▶ Raw data
□ □ □ □

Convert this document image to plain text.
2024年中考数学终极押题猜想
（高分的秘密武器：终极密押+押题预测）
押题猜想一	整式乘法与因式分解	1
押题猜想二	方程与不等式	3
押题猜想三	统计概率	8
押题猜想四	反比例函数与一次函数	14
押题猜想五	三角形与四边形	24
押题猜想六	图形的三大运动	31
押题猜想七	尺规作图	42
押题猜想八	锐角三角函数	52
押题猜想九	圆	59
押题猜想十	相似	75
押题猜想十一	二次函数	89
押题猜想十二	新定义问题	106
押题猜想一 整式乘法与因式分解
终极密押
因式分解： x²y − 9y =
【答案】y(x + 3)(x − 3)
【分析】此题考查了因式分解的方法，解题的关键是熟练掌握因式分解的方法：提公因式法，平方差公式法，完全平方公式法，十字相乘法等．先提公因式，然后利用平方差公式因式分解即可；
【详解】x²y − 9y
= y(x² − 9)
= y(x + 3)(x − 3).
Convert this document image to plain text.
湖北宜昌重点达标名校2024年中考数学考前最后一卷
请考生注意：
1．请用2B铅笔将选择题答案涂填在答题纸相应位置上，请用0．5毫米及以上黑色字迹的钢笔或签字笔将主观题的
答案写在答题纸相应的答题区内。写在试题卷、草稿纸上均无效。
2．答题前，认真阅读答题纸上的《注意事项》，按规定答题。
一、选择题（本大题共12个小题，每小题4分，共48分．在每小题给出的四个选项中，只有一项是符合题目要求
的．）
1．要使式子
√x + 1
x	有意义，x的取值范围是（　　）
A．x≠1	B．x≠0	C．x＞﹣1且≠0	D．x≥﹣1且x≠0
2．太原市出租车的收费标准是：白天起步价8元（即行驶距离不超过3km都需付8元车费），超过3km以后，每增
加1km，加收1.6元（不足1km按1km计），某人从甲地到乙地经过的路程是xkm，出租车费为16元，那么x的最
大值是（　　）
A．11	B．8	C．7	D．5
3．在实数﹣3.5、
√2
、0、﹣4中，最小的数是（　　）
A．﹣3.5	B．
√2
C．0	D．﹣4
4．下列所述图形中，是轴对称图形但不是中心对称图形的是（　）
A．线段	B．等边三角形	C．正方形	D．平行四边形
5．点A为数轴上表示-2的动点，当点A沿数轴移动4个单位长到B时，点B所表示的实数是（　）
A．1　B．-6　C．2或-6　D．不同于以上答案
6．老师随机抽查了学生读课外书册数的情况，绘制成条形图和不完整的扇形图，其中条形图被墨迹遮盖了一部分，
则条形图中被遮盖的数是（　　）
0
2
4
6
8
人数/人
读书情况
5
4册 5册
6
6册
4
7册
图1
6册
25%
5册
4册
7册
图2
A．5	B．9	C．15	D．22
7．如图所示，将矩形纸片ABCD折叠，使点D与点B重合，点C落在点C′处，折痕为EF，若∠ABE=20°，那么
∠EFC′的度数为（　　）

□ □ □ □

▶ Task goal
Write out every entry exactly as given.

▶ Written answer
Convert this document image to plain text.
2024年中考数学终极押题猜想
（高分的秘密武器：终极密押+押题预测）
押题猜想一	整式乘法与因式分解	1
押题猜想二	方程与不等式	3
押题猜想三	统计概率	8
押题猜想四	反比例函数与一次函数	14
押题猜想五	三角形与四边形	24
押题猜想六	图形的三大运动	31
押题猜想七	尺规作图	42
押题猜想八	锐角三角函数	52
押题猜想九	圆	59
押题猜想十	相似	75
押题猜想十一	二次函数	89
押题猜想十二	新定义问题	106
押题猜想一 整式乘法与因式分解
终极密押
因式分解： x²y − 9y =
【答案】y(x + 3)(x − 3)
【分析】此题考查了因式分解的方法，解题的关键是熟练掌握因式分解的方法：提公因式法，平方差公式法，完全平方公式法，十字相乘法等．先提公因式，然后利用平方差公式因式分解即可；
【详解】x²y − 9y
= y(x² − 9)
= y(x + 3)(x − 3).
Convert this document image to plain text.
湖北宜昌重点达标名校2024年中考数学考前最后一卷
请考生注意：
1．请用2B铅笔将选择题答案涂填在答题纸相应位置上，请用0．5毫米及以上黑色字迹的钢笔或签字笔将主观题的
答案写在答题纸相应的答题区内。写在试题卷、草稿纸上均无效。
2．答题前，认真阅读答题纸上的《注意事项》，按规定答题。
一、选择题（本大题共12个小题，每小题4分，共48分．在每小题给出的四个选项中，只有一项是符合题目要求
的．）
1．要使式子
√x + 1
x	有意义，x的取值范围是（　　）
A．x≠1	B．x≠0	C．x＞﹣1且≠0	D．x≥﹣1且x≠0
2．太原市出租车的收费标准是：白天起步价8元（即行驶距离不超过3km都需付8元车费），超过3km以后，每增
加1km，加收1.6元（不足1km按1km计），某人从甲地到乙地经过的路程是xkm，出租车费为16元，那么x的最
大值是（　　）
A．11	B．8	C．7	D．5
3．在实数﹣3.5、
√2
、0、﹣4中，最小的数是（　　）
A．﹣3.5	B．
√2
C．0	D．﹣4
4．下列所述图形中，是轴对称图形但不是中心对称图形的是（　）
A．线段	B．等边三角形	C．正方形	D．平行四边形
5．点A为数轴上表示-2的动点，当点A沿数轴移动4个单位长到B时，点B所表示的实数是（　）
A．1　B．-6　C．2或-6　D．不同于以上答案
6．老师随机抽查了学生读课外书册数的情况，绘制成条形图和不完整的扇形图，其中条形图被墨迹遮盖了一部分，
则条形图中被遮盖的数是（　　）
0
2
4
6
8
人数/人
读书情况
5
4册 5册
6
6册
4
7册
图1
6册
25%
5册
4册
7册
图2
A．5	B．9	C．15	D．22
7．如图所示，将矩形纸片ABCD折叠，使点D与点B重合，点C落在点C′处，折痕为EF，若∠ABE=20°，那么
∠EFC′的度数为（　　）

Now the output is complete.